◆ Exercise prompt ◆
Reproduce each line of the listing exactly.

◆ Records supplied ◆
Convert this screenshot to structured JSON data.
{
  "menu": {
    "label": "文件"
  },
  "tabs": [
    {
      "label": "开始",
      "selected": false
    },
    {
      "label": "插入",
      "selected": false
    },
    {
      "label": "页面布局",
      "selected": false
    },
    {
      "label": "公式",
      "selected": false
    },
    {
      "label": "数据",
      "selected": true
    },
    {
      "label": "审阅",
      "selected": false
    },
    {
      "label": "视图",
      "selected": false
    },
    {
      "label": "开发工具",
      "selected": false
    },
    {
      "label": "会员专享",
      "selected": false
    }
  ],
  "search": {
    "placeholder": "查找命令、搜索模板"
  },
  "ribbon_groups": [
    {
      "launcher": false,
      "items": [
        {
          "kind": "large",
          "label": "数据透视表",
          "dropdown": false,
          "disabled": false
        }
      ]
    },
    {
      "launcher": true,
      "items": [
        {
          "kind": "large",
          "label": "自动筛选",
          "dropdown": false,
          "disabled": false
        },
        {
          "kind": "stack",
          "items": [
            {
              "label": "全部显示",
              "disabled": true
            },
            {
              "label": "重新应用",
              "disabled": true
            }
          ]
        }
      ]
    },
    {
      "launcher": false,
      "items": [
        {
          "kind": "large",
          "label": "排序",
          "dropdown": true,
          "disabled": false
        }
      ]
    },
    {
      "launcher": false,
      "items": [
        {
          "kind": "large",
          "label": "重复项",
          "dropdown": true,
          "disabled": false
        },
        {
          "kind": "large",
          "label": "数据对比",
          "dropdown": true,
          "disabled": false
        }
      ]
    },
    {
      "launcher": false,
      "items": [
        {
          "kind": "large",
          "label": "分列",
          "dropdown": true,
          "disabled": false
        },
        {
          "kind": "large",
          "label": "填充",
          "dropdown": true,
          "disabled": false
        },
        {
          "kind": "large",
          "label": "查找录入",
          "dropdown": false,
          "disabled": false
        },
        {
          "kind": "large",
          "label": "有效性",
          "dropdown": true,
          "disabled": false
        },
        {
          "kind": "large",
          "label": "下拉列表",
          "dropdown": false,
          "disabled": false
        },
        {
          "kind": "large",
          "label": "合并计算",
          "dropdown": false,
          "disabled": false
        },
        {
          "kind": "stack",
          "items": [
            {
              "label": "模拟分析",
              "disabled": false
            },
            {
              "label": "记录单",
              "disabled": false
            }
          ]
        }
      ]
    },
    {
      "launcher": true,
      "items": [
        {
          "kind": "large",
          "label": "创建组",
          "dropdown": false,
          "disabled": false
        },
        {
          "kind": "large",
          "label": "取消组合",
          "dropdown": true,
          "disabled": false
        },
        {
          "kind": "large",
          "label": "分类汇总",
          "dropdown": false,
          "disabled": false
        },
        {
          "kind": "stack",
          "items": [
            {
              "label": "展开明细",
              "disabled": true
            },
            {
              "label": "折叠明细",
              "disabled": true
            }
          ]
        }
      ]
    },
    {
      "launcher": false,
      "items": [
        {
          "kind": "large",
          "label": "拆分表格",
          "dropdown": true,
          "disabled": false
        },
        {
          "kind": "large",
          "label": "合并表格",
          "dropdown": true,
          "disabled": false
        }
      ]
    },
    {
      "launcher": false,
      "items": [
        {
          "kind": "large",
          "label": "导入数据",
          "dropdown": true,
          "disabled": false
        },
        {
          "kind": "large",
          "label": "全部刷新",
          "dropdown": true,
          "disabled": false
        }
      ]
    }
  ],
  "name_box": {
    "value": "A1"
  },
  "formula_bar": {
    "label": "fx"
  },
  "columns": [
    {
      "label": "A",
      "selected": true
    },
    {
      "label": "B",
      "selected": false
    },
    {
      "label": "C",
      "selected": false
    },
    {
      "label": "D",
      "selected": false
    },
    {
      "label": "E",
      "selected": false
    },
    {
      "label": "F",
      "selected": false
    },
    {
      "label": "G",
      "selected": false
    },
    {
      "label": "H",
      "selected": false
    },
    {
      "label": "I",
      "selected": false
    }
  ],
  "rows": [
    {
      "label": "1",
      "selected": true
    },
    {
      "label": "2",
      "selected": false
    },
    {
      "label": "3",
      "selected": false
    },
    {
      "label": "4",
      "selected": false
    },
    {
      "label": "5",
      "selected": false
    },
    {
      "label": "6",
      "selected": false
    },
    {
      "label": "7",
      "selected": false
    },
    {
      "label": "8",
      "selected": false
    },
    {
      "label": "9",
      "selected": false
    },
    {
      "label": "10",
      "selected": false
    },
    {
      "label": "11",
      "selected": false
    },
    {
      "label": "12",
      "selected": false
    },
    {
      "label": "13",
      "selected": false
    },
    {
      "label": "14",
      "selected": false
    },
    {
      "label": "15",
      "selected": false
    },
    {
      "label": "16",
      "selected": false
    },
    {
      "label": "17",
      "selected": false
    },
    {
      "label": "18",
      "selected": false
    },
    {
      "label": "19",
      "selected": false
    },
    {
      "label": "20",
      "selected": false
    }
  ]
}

◆ Result of the exercise ◆
Convert this screenshot to structured JSON data.
{
  "menu": {
    "label": "文件"
  },
  "tabs": [
    {
      "label": "开始",
      "selected": false
    },
    {
      "label": "插入",
      "selected": false
    },
    {
      "label": "页面布局",
      "selected": false
    },
    {
      "label": "公式",
      "selected": false
    },
    {
      "label": "数据",
      "selected": true
    },
    {
      "label": "审阅",
      "selected": false
    },
    {
      "label": "视图",
      "selected": false
    },
    {
      "label": "开发工具",
      "selected": false
    },
    {
      "label": "会员专享",
      "selected": false
    }
  ],
  "search": {
    "placeholder": "查找命令、搜索模板"
  },
  "ribbon_groups": [
    {
      "launcher": false,
      "items": [
        {
          "kind": "large",
          "label": "数据透视表",
          "dropdown": false,
          "disabled": false
        }
      ]
    },
    {
      "launcher": true,
      "items": [
        {
          "kind": "large",
          "label": "自动筛选",
          "dropdown": false,
          "disabled": false
        },
        {
          "kind": "stack",
          "items": [
            {
              "label": "全部显示",
              "disabled": true
            },
            {
              "label": "重新应用",
              "disabled": true
            }
          ]
        }
      ]
    },
    {
      "launcher": false,
      "items": [
        {
          "kind": "large",
          "label": "排序",
          "dropdown": true,
          "disabled": false
        }
      ]
    },
    {
      "launcher": false,
      "items": [
        {
          "kind": "large",
          "label": "重复项",
          "dropdown": true,
          "disabled": false
        },
        {
          "kind": "large",
          "label": "数据对比",
          "dropdown": true,
          "disabled": false
        }
      ]
    },
    {
      "launcher": false,
      "items": [
        {
          "kind": "large",
          "label": "分列",
          "dropdown": true,
          "disabled": false
        },
        {
          "kind": "large",
          "label": "填充",
          "dropdown": true,
          "disabled": false
        },
        {
          "kind": "large",
          "label": "查找录入",
          "dropdown": false,
          "disabled": false
        },
        {
          "kind": "large",
          "label": "有效性",
          "dropdown": true,
          "disabled": false
        },
        {
          "kind": "large",
          "label": "下拉列表",
          "dropdown": false,
          "disabled": false
        },
        {
          "kind": "large",
          "label": "合并计算",
          "dropdown": false,
          "disabled": false
        },
        {
          "kind": "stack",
          "items": [
            {
              "label": "模拟分析",
              "disabled": false
            },
            {
              "label": "记录单",
              "disabled": false
            }
          ]
        }
      ]
    },
    {
      "launcher": true,
      "items": [
        {
          "kind": "large",
          "label": "创建组",
          "dropdown": false,
          "disabled": false
        },
        {
          "kind": "large",
          "label": "取消组合",
          "dropdown": true,
          "disabled": false
        },
        {
          "kind": "large",
          "label": "分类汇总",
          "dropdown": false,
          "disabled": false
        },
        {
          "kind": "stack",
          "items": [
            {
              "label": "展开明细",
              "disabled": true
            },
            {
              "label": "折叠明细",
              "disabled": true
            }
          ]
        }
      ]
    },
    {
      "launcher": false,
      "items": [
        {
          "kind": "large",
          "label": "拆分表格",
          "dropdown": true,
          "disabled": false
        },
        {
          "kind": "large",
          "label": "合并表格",
          "dropdown": true,
          "disabled": false
        }
      ]
    },
    {
      "launcher": false,
      "items": [
        {
          "kind": "large",
          "label": "导入数据",
          "dropdown": true,
          "disabled": false
        },
        {
          "kind": "large",
          "label": "全部刷新",
          "dropdown": true,
          "disabled": false
        }
      ]
    }
  ],
  "name_box": {
    "value": "A1"
  },
  "formula_bar": {
    "label": "fx"
  },
  "columns": [
    {
      "label": "A",
      "selected": true
    },
    {
      "label": "B",
      "selected": false
    },
    {
      "label": "C",
      "selected": false
    },
    {
      "label": "D",
      "selected": false
    },
    {
      "label": "E",
      "selected": false
    },
    {
      "label": "F",
      "selected": false
    },
    {
      "label": "G",
      "selected": false
    },
    {
      "label": "H",
      "selected": false
    },
    {
      "label": "I",
      "selected": false
    }
  ],
  "rows": [
    {
      "label": "1",
      "selected": true
    },
    {
      "label": "2",
      "selected": false
    },
    {
      "label": "3",
      "selected": false
    },
    {
      "label": "4",
      "selected": false
    },
    {
      "label": "5",
      "selected": false
    },
    {
      "label": "6",
      "selected": false
    },
    {
      "label": "7",
      "selected": false
    },
    {
      "label": "8",
      "selected": false
    },
    {
      "label": "9",
      "selected": false
    },
    {
      "label": "10",
      "selected": false
    },
    {
      "label": "11",
      "selected": false
    },
    {
      "label": "12",
      "selected": false
    },
    {
      "label": "13",
      "selected": false
    },
    {
      "label": "14",
      "selected": false
    },
    {
      "label": "15",
      "selected": false
    },
    {
      "label": "16",
      "selected": false
    },
    {
      "label": "17",
      "selected": false
    },
    {
      "label": "18",
      "selected": false
    },
    {
      "label": "19",
      "selected": false
    },
    {
      "label": "20",
      "selected": false
    }
  ]
}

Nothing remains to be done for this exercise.